What the task requires:
Each record is to be transcribed exactly.

Supplied records:
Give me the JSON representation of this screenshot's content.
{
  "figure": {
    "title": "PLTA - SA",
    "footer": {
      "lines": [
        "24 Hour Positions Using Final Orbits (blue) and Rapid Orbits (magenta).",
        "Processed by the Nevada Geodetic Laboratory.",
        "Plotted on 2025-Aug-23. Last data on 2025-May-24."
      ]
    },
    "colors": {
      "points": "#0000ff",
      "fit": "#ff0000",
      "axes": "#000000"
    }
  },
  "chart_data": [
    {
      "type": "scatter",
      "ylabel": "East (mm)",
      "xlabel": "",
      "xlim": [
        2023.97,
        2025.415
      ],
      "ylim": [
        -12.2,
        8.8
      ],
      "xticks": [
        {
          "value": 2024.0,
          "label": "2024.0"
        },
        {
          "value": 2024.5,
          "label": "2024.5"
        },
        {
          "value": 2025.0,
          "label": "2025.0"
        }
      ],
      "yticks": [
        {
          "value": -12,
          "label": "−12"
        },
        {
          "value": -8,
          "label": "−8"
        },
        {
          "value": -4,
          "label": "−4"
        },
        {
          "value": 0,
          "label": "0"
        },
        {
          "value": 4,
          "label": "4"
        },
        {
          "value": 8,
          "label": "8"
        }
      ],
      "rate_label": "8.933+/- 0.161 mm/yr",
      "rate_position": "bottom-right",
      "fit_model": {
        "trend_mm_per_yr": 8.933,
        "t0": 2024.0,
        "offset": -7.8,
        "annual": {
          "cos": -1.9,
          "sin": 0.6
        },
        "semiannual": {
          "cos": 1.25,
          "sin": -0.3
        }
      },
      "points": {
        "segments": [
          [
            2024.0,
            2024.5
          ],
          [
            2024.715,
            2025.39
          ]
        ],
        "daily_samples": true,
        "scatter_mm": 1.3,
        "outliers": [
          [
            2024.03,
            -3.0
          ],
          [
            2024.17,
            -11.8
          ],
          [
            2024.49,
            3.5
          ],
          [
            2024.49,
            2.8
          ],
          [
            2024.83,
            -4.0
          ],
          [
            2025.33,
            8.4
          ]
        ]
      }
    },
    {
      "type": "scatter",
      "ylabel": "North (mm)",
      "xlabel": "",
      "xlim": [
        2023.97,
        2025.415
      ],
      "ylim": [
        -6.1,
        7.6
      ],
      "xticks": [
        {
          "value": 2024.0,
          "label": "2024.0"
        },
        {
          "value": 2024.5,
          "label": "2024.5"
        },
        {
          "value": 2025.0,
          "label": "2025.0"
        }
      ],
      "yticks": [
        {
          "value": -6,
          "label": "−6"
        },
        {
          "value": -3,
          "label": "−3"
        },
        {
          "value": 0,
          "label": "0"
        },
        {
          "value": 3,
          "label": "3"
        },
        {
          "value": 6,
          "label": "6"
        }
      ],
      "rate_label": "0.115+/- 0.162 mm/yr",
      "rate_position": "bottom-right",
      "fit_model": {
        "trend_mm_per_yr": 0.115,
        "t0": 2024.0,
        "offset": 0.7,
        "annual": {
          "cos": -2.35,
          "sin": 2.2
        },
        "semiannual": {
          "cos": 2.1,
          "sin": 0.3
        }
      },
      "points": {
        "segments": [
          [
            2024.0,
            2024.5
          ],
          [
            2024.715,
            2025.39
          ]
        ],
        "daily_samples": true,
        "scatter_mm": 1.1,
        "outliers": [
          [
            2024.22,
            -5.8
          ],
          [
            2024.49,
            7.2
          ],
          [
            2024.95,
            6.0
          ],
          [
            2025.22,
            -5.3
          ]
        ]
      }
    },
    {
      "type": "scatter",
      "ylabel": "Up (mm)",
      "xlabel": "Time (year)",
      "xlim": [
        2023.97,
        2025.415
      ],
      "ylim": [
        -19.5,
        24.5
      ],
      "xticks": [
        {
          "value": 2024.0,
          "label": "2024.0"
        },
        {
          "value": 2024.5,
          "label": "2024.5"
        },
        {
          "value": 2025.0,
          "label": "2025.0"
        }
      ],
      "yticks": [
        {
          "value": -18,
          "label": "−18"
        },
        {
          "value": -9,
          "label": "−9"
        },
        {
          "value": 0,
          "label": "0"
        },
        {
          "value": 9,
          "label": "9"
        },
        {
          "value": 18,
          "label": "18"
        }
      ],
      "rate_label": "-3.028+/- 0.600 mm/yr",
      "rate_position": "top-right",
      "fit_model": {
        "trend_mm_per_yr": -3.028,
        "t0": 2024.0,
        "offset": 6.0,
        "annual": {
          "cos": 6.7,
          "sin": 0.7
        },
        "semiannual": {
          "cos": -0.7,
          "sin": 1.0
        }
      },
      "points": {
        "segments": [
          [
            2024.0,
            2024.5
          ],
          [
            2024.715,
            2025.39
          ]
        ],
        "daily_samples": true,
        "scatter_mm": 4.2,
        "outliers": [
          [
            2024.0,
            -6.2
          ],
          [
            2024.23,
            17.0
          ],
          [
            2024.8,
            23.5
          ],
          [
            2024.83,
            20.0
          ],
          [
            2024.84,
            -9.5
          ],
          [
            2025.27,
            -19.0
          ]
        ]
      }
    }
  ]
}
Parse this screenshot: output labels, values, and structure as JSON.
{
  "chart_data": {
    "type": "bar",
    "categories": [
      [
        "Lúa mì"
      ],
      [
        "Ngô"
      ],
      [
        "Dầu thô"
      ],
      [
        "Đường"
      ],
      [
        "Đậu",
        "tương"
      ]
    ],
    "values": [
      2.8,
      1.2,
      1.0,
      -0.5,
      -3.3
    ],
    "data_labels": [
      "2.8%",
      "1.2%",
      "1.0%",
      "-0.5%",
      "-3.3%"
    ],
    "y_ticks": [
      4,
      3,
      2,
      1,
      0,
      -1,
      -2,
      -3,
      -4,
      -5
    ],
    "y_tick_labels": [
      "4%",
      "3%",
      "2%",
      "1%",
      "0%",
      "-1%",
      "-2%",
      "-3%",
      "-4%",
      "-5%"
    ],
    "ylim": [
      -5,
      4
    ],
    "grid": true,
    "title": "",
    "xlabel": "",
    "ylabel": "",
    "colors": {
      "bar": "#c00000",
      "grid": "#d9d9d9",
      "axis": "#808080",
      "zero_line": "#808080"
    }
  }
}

Answer for the task:
Give me the JSON representation of this screenshot's content.
{
  "figure": {
    "title": "PLTA - SA",
    "footer": {
      "lines": [
        "24 Hour Positions Using Final Orbits (blue) and Rapid Orbits (magenta).",
        "Processed by the Nevada Geodetic Laboratory.",
        "Plotted on 2025-Aug-23. Last data on 2025-May-24."
      ]
    },
    "colors": {
      "points": "#0000ff",
      "fit": "#ff0000",
      "axes": "#000000"
    }
  },
  "chart_data": [
    {
      "type": "scatter",
      "ylabel": "East (mm)",
      "xlabel": "",
      "xlim": [
        2023.97,
        2025.415
      ],
      "ylim": [
        -12.2,
        8.8
      ],
      "xticks": [
        {
          "value": 2024.0,
          "label": "2024.0"
        },
        {
          "value": 2024.5,
          "label": "2024.5"
        },
        {
          "value": 2025.0,
          "label": "2025.0"
        }
      ],
      "yticks": [
        {
          "value": -12,
          "label": "−12"
        },
        {
          "value": -8,
          "label": "−8"
        },
        {
          "value": -4,
          "label": "−4"
        },
        {
          "value": 0,
          "label": "0"
        },
        {
          "value": 4,
          "label": "4"
        },
        {
          "value": 8,
          "label": "8"
        }
      ],
      "rate_label": "8.933+/- 0.161 mm/yr",
      "rate_position": "bottom-right",
      "fit_model": {
        "trend_mm_per_yr": 8.933,
        "t0": 2024.0,
        "offset": -7.8,
        "annual": {
          "cos": -1.9,
          "sin": 0.6
        },
        "semiannual": {
          "cos": 1.25,
          "sin": -0.3
        }
      },
      "points": {
        "segments": [
          [
            2024.0,
            2024.5
          ],
          [
            2024.715,
            2025.39
          ]
        ],
        "daily_samples": true,
        "scatter_mm": 1.3,
        "outliers": [
          [
            2024.03,
            -3.0
          ],
          [
            2024.17,
            -11.8
          ],
          [
            2024.49,
            3.5
          ],
          [
            2024.49,
            2.8
          ],
          [
            2024.83,
            -4.0
          ],
          [
            2025.33,
            8.4
          ]
        ]
      }
    },
    {
      "type": "scatter",
      "ylabel": "North (mm)",
      "xlabel": "",
      "xlim": [
        2023.97,
        2025.415
      ],
      "ylim": [
        -6.1,
        7.6
      ],
      "xticks": [
        {
          "value": 2024.0,
          "label": "2024.0"
        },
        {
          "value": 2024.5,
          "label": "2024.5"
        },
        {
          "value": 2025.0,
          "label": "2025.0"
        }
      ],
      "yticks": [
        {
          "value": -6,
          "label": "−6"
        },
        {
          "value": -3,
          "label": "−3"
        },
        {
          "value": 0,
          "label": "0"
        },
        {
          "value": 3,
          "label": "3"
        },
        {
          "value": 6,
          "label": "6"
        }
      ],
      "rate_label": "0.115+/- 0.162 mm/yr",
      "rate_position": "bottom-right",
      "fit_model": {
        "trend_mm_per_yr": 0.115,
        "t0": 2024.0,
        "offset": 0.7,
        "annual": {
          "cos": -2.35,
          "sin": 2.2
        },
        "semiannual": {
          "cos": 2.1,
          "sin": 0.3
        }
      },
      "points": {
        "segments": [
          [
            2024.0,
            2024.5
          ],
          [
            2024.715,
            2025.39
          ]
        ],
        "daily_samples": true,
        "scatter_mm": 1.1,
        "outliers": [
          [
            2024.22,
            -5.8
          ],
          [
            2024.49,
            7.2
          ],
          [
            2024.95,
            6.0
          ],
          [
            2025.22,
            -5.3
          ]
        ]
      }
    },
    {
      "type": "scatter",
      "ylabel": "Up (mm)",
      "xlabel": "Time (year)",
      "xlim": [
        2023.97,
        2025.415
      ],
      "ylim": [
        -19.5,
        24.5
      ],
      "xticks": [
        {
          "value": 2024.0,
          "label": "2024.0"
        },
        {
          "value": 2024.5,
          "label": "2024.5"
        },
        {
          "value": 2025.0,
          "label": "2025.0"
        }
      ],
      "yticks": [
        {
          "value": -18,
          "label": "−18"
        },
        {
          "value": -9,
          "label": "−9"
        },
        {
          "value": 0,
          "label": "0"
        },
        {
          "value": 9,
          "label": "9"
        },
        {
          "value": 18,
          "label": "18"
        }
      ],
      "rate_label": "-3.028+/- 0.600 mm/yr",
      "rate_position": "top-right",
      "fit_model": {
        "trend_mm_per_yr": -3.028,
        "t0": 2024.0,
        "offset": 6.0,
        "annual": {
          "cos": 6.7,
          "sin": 0.7
        },
        "semiannual": {
          "cos": -0.7,
          "sin": 1.0
        }
      },
      "points": {
        "segments": [
          [
            2024.0,
            2024.5
          ],
          [
            2024.715,
            2025.39
          ]
        ],
        "daily_samples": true,
        "scatter_mm": 4.2,
        "outliers": [
          [
            2024.0,
            -6.2
          ],
          [
            2024.23,
            17.0
          ],
          [
            2024.8,
            23.5
          ],
          [
            2024.83,
            20.0
          ],
          [
            2024.84,
            -9.5
          ],
          [
            2025.27,
            -19.0
          ]
        ]
      }
    }
  ]
}
Parse this screenshot: output labels, values, and structure as JSON.
{
  "chart_data": {
    "type": "bar",
    "categories": [
      [
        "Lúa mì"
      ],
      [
        "Ngô"
      ],
      [
        "Dầu thô"
      ],
      [
        "Đường"
      ],
      [
        "Đậu",
        "tương"
      ]
    ],
    "values": [
      2.8,
      1.2,
      1.0,
      -0.5,
      -3.3
    ],
    "data_labels": [
      "2.8%",
      "1.2%",
      "1.0%",
      "-0.5%",
      "-3.3%"
    ],
    "y_ticks": [
      4,
      3,
      2,
      1,
      0,
      -1,
      -2,
      -3,
      -4,
      -5
    ],
    "y_tick_labels": [
      "4%",
      "3%",
      "2%",
      "1%",
      "0%",
      "-1%",
      "-2%",
      "-3%",
      "-4%",
      "-5%"
    ],
    "ylim": [
      -5,
      4
    ],
    "grid": true,
    "title": "",
    "xlabel": "",
    "ylabel": "",
    "colors": {
      "bar": "#c00000",
      "grid": "#d9d9d9",
      "axis": "#808080",
      "zero_line": "#808080"
    }
  }
}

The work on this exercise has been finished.